-- Begin DATA ROWS --
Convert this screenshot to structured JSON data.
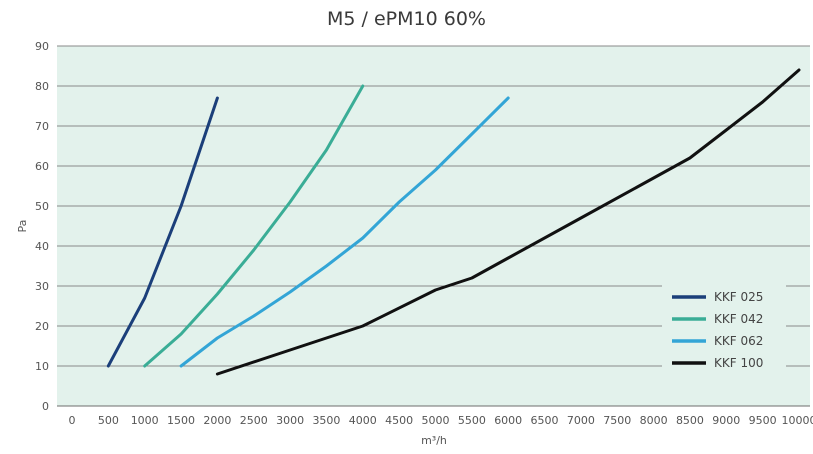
{
  "chart_data": {
    "type": "line",
    "title": "M5 / ePM10 60%",
    "xlabel": "m³/h",
    "ylabel": "Pa",
    "xlim": [
      0,
      10000
    ],
    "ylim": [
      0,
      90
    ],
    "x_ticks": [
      0,
      500,
      1000,
      1500,
      2000,
      2500,
      3000,
      3500,
      4000,
      4500,
      5000,
      5500,
      6000,
      6500,
      7000,
      7500,
      8000,
      8500,
      9000,
      9500,
      10000
    ],
    "y_ticks": [
      0,
      10,
      20,
      30,
      40,
      50,
      60,
      70,
      80,
      90
    ],
    "grid": "horizontal",
    "background_color": "#e3f2ec",
    "legend_position": "bottom-right",
    "series": [
      {
        "name": "KKF 025",
        "color": "#1b3f7a",
        "x": [
          500,
          1000,
          1500,
          2000
        ],
        "y": [
          10,
          27,
          50,
          77
        ]
      },
      {
        "name": "KKF 042",
        "color": "#3aad96",
        "x": [
          1000,
          1500,
          2000,
          2500,
          3000,
          3500,
          4000
        ],
        "y": [
          10,
          18,
          28,
          39,
          51,
          64,
          80
        ]
      },
      {
        "name": "KKF 062",
        "color": "#33a5d6",
        "x": [
          1500,
          2000,
          2500,
          3000,
          3500,
          4000,
          4500,
          5000,
          5500,
          6000
        ],
        "y": [
          10,
          17,
          22.5,
          28.5,
          35,
          42,
          51,
          59,
          68,
          77
        ]
      },
      {
        "name": "KKF 100",
        "color": "#111111",
        "x": [
          2000,
          3000,
          4000,
          5000,
          5500,
          6000,
          7000,
          8000,
          8500,
          9000,
          9500,
          10000
        ],
        "y": [
          8,
          14,
          20,
          29,
          32,
          37,
          47,
          57,
          62,
          69,
          76,
          84
        ]
      }
    ]
  }
}
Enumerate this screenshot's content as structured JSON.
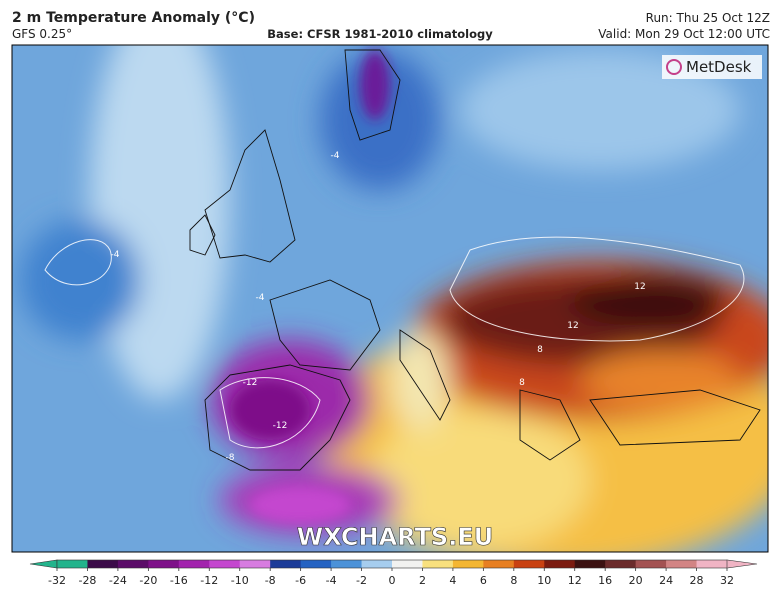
{
  "header": {
    "title": "2 m Temperature Anomaly (°C)",
    "model": "GFS 0.25°",
    "base": "Base: CFSR 1981-2010 climatology",
    "run": "Run: Thu 25 Oct 12Z",
    "valid": "Valid: Mon 29 Oct 12:00 UTC"
  },
  "logo": "MetDesk",
  "watermark": "WXCHARTS.EU",
  "contour_labels": [
    "-4",
    "-4",
    "-12",
    "-12",
    "-8",
    "12",
    "12",
    "8",
    "8",
    "-4"
  ],
  "colorbar": {
    "ticks": [
      -32,
      -28,
      -24,
      -20,
      -16,
      -12,
      -10,
      -8,
      -6,
      -4,
      -2,
      0,
      2,
      4,
      6,
      8,
      10,
      12,
      16,
      20,
      24,
      28,
      32
    ],
    "colors": [
      "#23b48c",
      "#3b0b48",
      "#5b0c68",
      "#7e1189",
      "#a223ad",
      "#c447cf",
      "#d77ce0",
      "#1c3c98",
      "#2563c2",
      "#4c92d8",
      "#a6cdee",
      "#f2f2f0",
      "#f8e07e",
      "#f4b632",
      "#e77f22",
      "#c94112",
      "#7b1b10",
      "#3b1111",
      "#6b2b2b",
      "#a35252",
      "#d28484",
      "#f0b4c4"
    ]
  }
}
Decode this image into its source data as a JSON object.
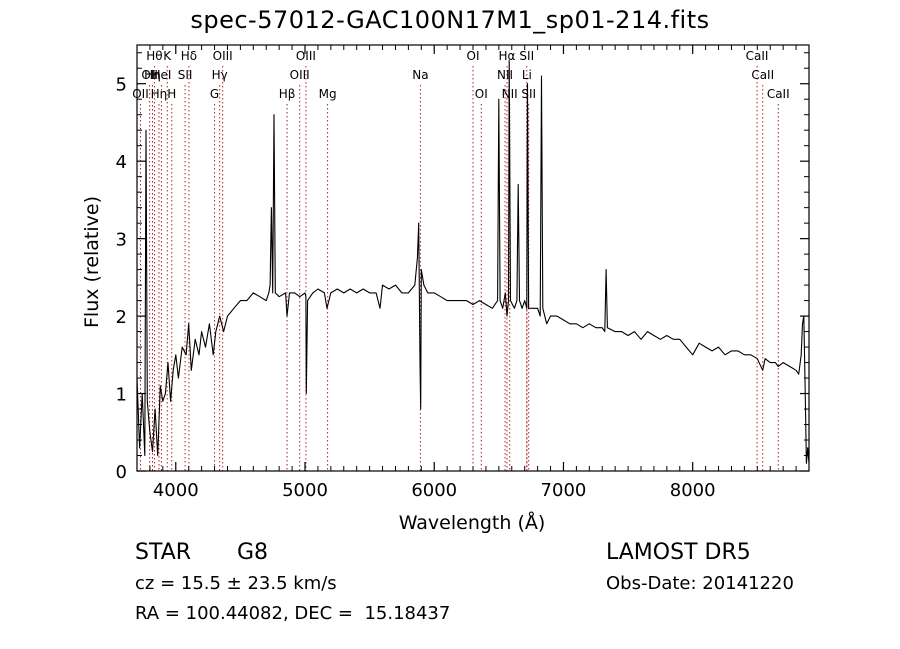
{
  "chart_data": {
    "type": "line",
    "title": "spec-57012-GAC100N17M1_sp01-214.fits",
    "xlabel": "Wavelength (Å)",
    "ylabel": "Flux (relative)",
    "xlim": [
      3700,
      8900
    ],
    "ylim": [
      0,
      5.5
    ],
    "x_ticks": [
      4000,
      5000,
      6000,
      7000,
      8000
    ],
    "y_ticks": [
      0,
      1,
      2,
      3,
      4,
      5
    ],
    "grid": false,
    "series": [
      {
        "points": [
          [
            3700,
            1.2
          ],
          [
            3720,
            0.3
          ],
          [
            3740,
            1.0
          ],
          [
            3760,
            0.2
          ],
          [
            3770,
            4.4
          ],
          [
            3780,
            0.9
          ],
          [
            3800,
            0.5
          ],
          [
            3820,
            0.25
          ],
          [
            3840,
            0.8
          ],
          [
            3860,
            0.2
          ],
          [
            3880,
            1.1
          ],
          [
            3900,
            0.9
          ],
          [
            3920,
            1.0
          ],
          [
            3940,
            1.4
          ],
          [
            3960,
            0.9
          ],
          [
            3980,
            1.3
          ],
          [
            4000,
            1.5
          ],
          [
            4020,
            1.2
          ],
          [
            4050,
            1.6
          ],
          [
            4080,
            1.5
          ],
          [
            4100,
            1.9
          ],
          [
            4120,
            1.3
          ],
          [
            4150,
            1.7
          ],
          [
            4180,
            1.5
          ],
          [
            4200,
            1.8
          ],
          [
            4230,
            1.6
          ],
          [
            4260,
            1.9
          ],
          [
            4290,
            1.5
          ],
          [
            4310,
            1.8
          ],
          [
            4340,
            2.0
          ],
          [
            4370,
            1.8
          ],
          [
            4400,
            2.0
          ],
          [
            4450,
            2.1
          ],
          [
            4500,
            2.2
          ],
          [
            4550,
            2.2
          ],
          [
            4600,
            2.3
          ],
          [
            4650,
            2.25
          ],
          [
            4700,
            2.2
          ],
          [
            4720,
            2.3
          ],
          [
            4730,
            2.4
          ],
          [
            4740,
            3.4
          ],
          [
            4750,
            2.3
          ],
          [
            4760,
            4.6
          ],
          [
            4770,
            2.3
          ],
          [
            4800,
            2.25
          ],
          [
            4850,
            2.3
          ],
          [
            4861,
            2.0
          ],
          [
            4880,
            2.3
          ],
          [
            4920,
            2.3
          ],
          [
            4960,
            2.25
          ],
          [
            5000,
            2.3
          ],
          [
            5007,
            2.25
          ],
          [
            5010,
            1.0
          ],
          [
            5020,
            2.2
          ],
          [
            5060,
            2.3
          ],
          [
            5100,
            2.35
          ],
          [
            5150,
            2.3
          ],
          [
            5170,
            2.1
          ],
          [
            5200,
            2.3
          ],
          [
            5250,
            2.35
          ],
          [
            5300,
            2.3
          ],
          [
            5350,
            2.35
          ],
          [
            5400,
            2.3
          ],
          [
            5450,
            2.35
          ],
          [
            5500,
            2.3
          ],
          [
            5550,
            2.3
          ],
          [
            5580,
            2.1
          ],
          [
            5600,
            2.4
          ],
          [
            5650,
            2.35
          ],
          [
            5700,
            2.4
          ],
          [
            5750,
            2.3
          ],
          [
            5800,
            2.3
          ],
          [
            5850,
            2.4
          ],
          [
            5870,
            2.75
          ],
          [
            5880,
            3.2
          ],
          [
            5890,
            1.4
          ],
          [
            5895,
            0.8
          ],
          [
            5900,
            2.6
          ],
          [
            5920,
            2.4
          ],
          [
            5950,
            2.3
          ],
          [
            6000,
            2.3
          ],
          [
            6050,
            2.25
          ],
          [
            6100,
            2.2
          ],
          [
            6150,
            2.2
          ],
          [
            6200,
            2.2
          ],
          [
            6250,
            2.2
          ],
          [
            6300,
            2.15
          ],
          [
            6350,
            2.2
          ],
          [
            6400,
            2.15
          ],
          [
            6450,
            2.1
          ],
          [
            6490,
            2.2
          ],
          [
            6500,
            4.8
          ],
          [
            6510,
            2.2
          ],
          [
            6530,
            2.1
          ],
          [
            6550,
            2.3
          ],
          [
            6563,
            2.0
          ],
          [
            6575,
            2.2
          ],
          [
            6580,
            5.3
          ],
          [
            6590,
            2.2
          ],
          [
            6620,
            2.1
          ],
          [
            6640,
            2.2
          ],
          [
            6650,
            3.7
          ],
          [
            6660,
            2.2
          ],
          [
            6680,
            2.1
          ],
          [
            6700,
            2.2
          ],
          [
            6716,
            2.1
          ],
          [
            6722,
            5.0
          ],
          [
            6730,
            2.1
          ],
          [
            6760,
            2.1
          ],
          [
            6800,
            2.1
          ],
          [
            6820,
            2.0
          ],
          [
            6830,
            5.1
          ],
          [
            6840,
            2.1
          ],
          [
            6870,
            1.9
          ],
          [
            6900,
            2.0
          ],
          [
            6950,
            2.0
          ],
          [
            7000,
            1.95
          ],
          [
            7050,
            1.9
          ],
          [
            7100,
            1.9
          ],
          [
            7150,
            1.85
          ],
          [
            7200,
            1.9
          ],
          [
            7250,
            1.85
          ],
          [
            7300,
            1.85
          ],
          [
            7320,
            1.8
          ],
          [
            7330,
            2.6
          ],
          [
            7340,
            1.85
          ],
          [
            7400,
            1.8
          ],
          [
            7450,
            1.8
          ],
          [
            7500,
            1.75
          ],
          [
            7550,
            1.8
          ],
          [
            7600,
            1.7
          ],
          [
            7650,
            1.8
          ],
          [
            7700,
            1.75
          ],
          [
            7750,
            1.7
          ],
          [
            7800,
            1.75
          ],
          [
            7850,
            1.7
          ],
          [
            7900,
            1.7
          ],
          [
            7950,
            1.6
          ],
          [
            8000,
            1.5
          ],
          [
            8050,
            1.65
          ],
          [
            8100,
            1.6
          ],
          [
            8150,
            1.55
          ],
          [
            8200,
            1.6
          ],
          [
            8250,
            1.5
          ],
          [
            8300,
            1.55
          ],
          [
            8350,
            1.55
          ],
          [
            8400,
            1.5
          ],
          [
            8450,
            1.5
          ],
          [
            8500,
            1.45
          ],
          [
            8542,
            1.3
          ],
          [
            8560,
            1.45
          ],
          [
            8600,
            1.4
          ],
          [
            8640,
            1.4
          ],
          [
            8662,
            1.35
          ],
          [
            8700,
            1.4
          ],
          [
            8750,
            1.35
          ],
          [
            8800,
            1.3
          ],
          [
            8820,
            1.25
          ],
          [
            8840,
            1.5
          ],
          [
            8850,
            1.9
          ],
          [
            8860,
            2.0
          ],
          [
            8870,
            1.1
          ],
          [
            8880,
            0.1
          ],
          [
            8890,
            0.3
          ],
          [
            8900,
            0.1
          ]
        ]
      }
    ],
    "lines": [
      {
        "x": 3727,
        "row": 2,
        "label": "OII"
      },
      {
        "x": 3798,
        "row": 1,
        "label": "OII"
      },
      {
        "x": 3820,
        "row": 1,
        "label": "Hη"
      },
      {
        "x": 3835,
        "row": 0,
        "label": "Hθ"
      },
      {
        "x": 3870,
        "row": 2,
        "label": "Hη"
      },
      {
        "x": 3889,
        "row": 1,
        "label": "HeI"
      },
      {
        "x": 3934,
        "row": 0,
        "label": "K"
      },
      {
        "x": 3969,
        "row": 2,
        "label": "H"
      },
      {
        "x": 4072,
        "row": 1,
        "label": "SII"
      },
      {
        "x": 4102,
        "row": 0,
        "label": "Hδ"
      },
      {
        "x": 4300,
        "row": 2,
        "label": "G"
      },
      {
        "x": 4340,
        "row": 1,
        "label": "Hγ"
      },
      {
        "x": 4363,
        "row": 0,
        "label": "OIII"
      },
      {
        "x": 4861,
        "row": 2,
        "label": "Hβ"
      },
      {
        "x": 4959,
        "row": 1,
        "label": "OIII"
      },
      {
        "x": 5007,
        "row": 0,
        "label": "OIII"
      },
      {
        "x": 5175,
        "row": 2,
        "label": "Mg"
      },
      {
        "x": 5893,
        "row": 1,
        "label": "Na"
      },
      {
        "x": 6300,
        "row": 0,
        "label": "OI"
      },
      {
        "x": 6364,
        "row": 2,
        "label": "OI"
      },
      {
        "x": 6548,
        "row": 1,
        "label": "NII"
      },
      {
        "x": 6563,
        "row": 0,
        "label": "Hα"
      },
      {
        "x": 6584,
        "row": 2,
        "label": "NII"
      },
      {
        "x": 6716,
        "row": 0,
        "label": "SII"
      },
      {
        "x": 6717,
        "row": 1,
        "label": "Li"
      },
      {
        "x": 6731,
        "row": 2,
        "label": "SII"
      },
      {
        "x": 8498,
        "row": 0,
        "label": "CaII"
      },
      {
        "x": 8542,
        "row": 1,
        "label": "CaII"
      },
      {
        "x": 8662,
        "row": 2,
        "label": "CaII"
      }
    ]
  },
  "info": {
    "class": "STAR",
    "subclass": "G8",
    "cz": "cz = 15.5 ± 23.5 km/s",
    "coords": "RA = 100.44082, DEC =  15.18437",
    "survey": "LAMOST DR5",
    "obs_date": "Obs-Date: 20141220"
  }
}
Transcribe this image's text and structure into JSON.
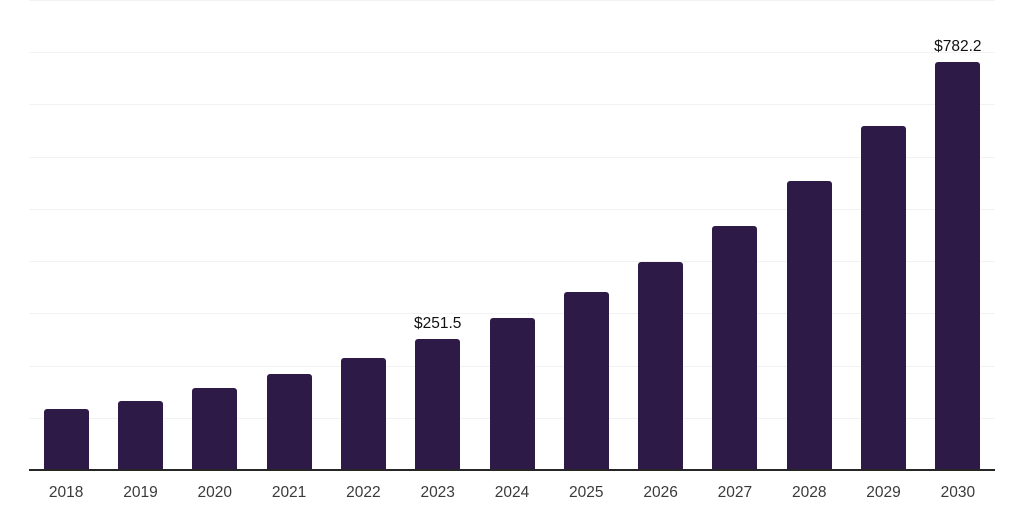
{
  "chart_data": {
    "type": "bar",
    "title": "",
    "xlabel": "",
    "ylabel": "",
    "categories": [
      "2018",
      "2019",
      "2020",
      "2021",
      "2022",
      "2023",
      "2024",
      "2025",
      "2026",
      "2027",
      "2028",
      "2029",
      "2030"
    ],
    "values": [
      116.0,
      132.0,
      157.0,
      184.5,
      215.0,
      251.5,
      291.5,
      340.0,
      399.0,
      468.0,
      552.5,
      658.0,
      782.2
    ],
    "data_labels": [
      null,
      null,
      null,
      null,
      null,
      "$251.5",
      null,
      null,
      null,
      null,
      null,
      null,
      "$782.2"
    ],
    "ylim": [
      0,
      900
    ],
    "grid_step": 100,
    "grid": "horizontal",
    "legend": "none",
    "colors": {
      "bar": "#2e1a47",
      "axis_line": "#262626",
      "gridline": "#f2f2f2",
      "tick_label": "#3a3a3a",
      "value_label": "#111111",
      "background": "#ffffff"
    }
  }
}
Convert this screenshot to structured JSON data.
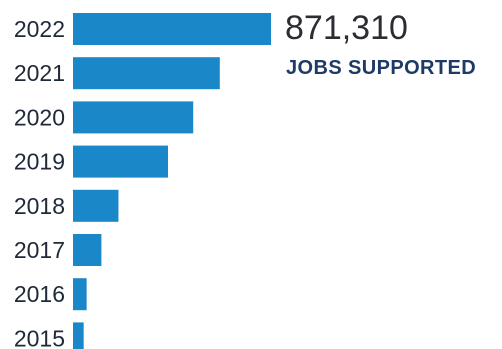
-- End DATA ROWS --
In the data above, how many lines contain the string "title"? Answer with the number only.

__FULL RESPONSE__
4